Check each line of the listing below for the string "enrollment", and copy the ones that have it.

* Start Input material *

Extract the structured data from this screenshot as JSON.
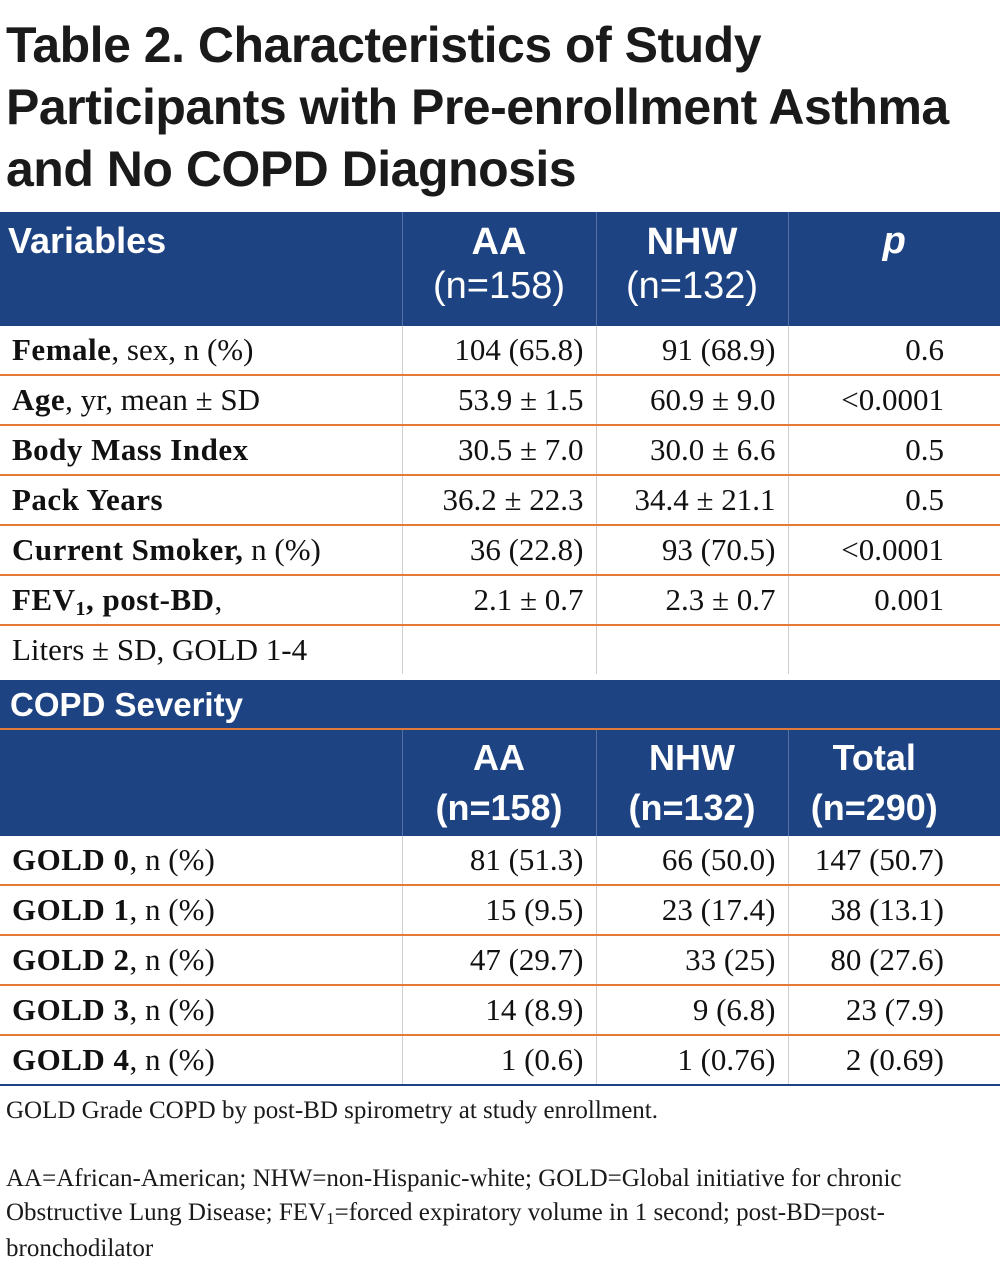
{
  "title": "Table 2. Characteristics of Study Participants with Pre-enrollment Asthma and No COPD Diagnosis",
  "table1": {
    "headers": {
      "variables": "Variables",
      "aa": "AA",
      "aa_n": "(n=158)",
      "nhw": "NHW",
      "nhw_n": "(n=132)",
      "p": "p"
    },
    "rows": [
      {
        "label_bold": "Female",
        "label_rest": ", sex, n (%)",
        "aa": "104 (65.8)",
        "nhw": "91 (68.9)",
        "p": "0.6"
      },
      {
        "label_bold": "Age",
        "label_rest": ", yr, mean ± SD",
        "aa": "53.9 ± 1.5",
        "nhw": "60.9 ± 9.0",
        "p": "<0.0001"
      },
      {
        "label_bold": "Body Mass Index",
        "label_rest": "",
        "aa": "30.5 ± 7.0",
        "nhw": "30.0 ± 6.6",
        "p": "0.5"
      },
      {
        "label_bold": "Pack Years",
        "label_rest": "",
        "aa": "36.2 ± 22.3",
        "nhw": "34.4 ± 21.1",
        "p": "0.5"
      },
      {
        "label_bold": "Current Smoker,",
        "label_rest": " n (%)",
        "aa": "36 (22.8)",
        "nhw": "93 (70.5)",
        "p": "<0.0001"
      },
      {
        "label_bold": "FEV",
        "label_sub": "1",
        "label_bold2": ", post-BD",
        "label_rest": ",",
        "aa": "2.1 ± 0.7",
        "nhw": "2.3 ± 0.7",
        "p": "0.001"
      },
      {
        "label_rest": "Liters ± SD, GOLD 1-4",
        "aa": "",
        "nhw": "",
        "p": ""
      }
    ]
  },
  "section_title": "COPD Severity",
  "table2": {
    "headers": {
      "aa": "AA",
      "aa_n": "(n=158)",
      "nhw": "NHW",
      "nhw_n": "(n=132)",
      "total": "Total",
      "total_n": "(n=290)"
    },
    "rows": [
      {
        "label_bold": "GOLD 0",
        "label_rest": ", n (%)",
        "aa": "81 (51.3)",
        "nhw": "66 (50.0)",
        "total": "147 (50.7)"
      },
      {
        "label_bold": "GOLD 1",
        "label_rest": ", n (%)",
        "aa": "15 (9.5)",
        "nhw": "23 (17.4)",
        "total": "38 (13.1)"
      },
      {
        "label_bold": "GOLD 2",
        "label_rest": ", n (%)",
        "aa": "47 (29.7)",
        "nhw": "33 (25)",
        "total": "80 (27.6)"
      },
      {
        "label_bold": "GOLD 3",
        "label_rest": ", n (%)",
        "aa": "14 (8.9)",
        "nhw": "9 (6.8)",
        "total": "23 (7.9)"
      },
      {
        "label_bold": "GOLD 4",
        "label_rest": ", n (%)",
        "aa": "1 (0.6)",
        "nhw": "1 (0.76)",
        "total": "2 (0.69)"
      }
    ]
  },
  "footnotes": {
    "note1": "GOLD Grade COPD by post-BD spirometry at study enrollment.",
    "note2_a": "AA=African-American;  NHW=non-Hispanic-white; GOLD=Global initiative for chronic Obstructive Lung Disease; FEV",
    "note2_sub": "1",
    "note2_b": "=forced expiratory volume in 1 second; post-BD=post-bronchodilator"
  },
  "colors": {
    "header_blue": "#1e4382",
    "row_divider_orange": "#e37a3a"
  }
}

* End Input material *

■ Answer to the problem
  "title": "Table 2. Characteristics of Study Participants with Pre-enrollment Asthma and No COPD Diagnosis",
    "note1": "GOLD Grade COPD by post-BD spirometry at study enrollment.",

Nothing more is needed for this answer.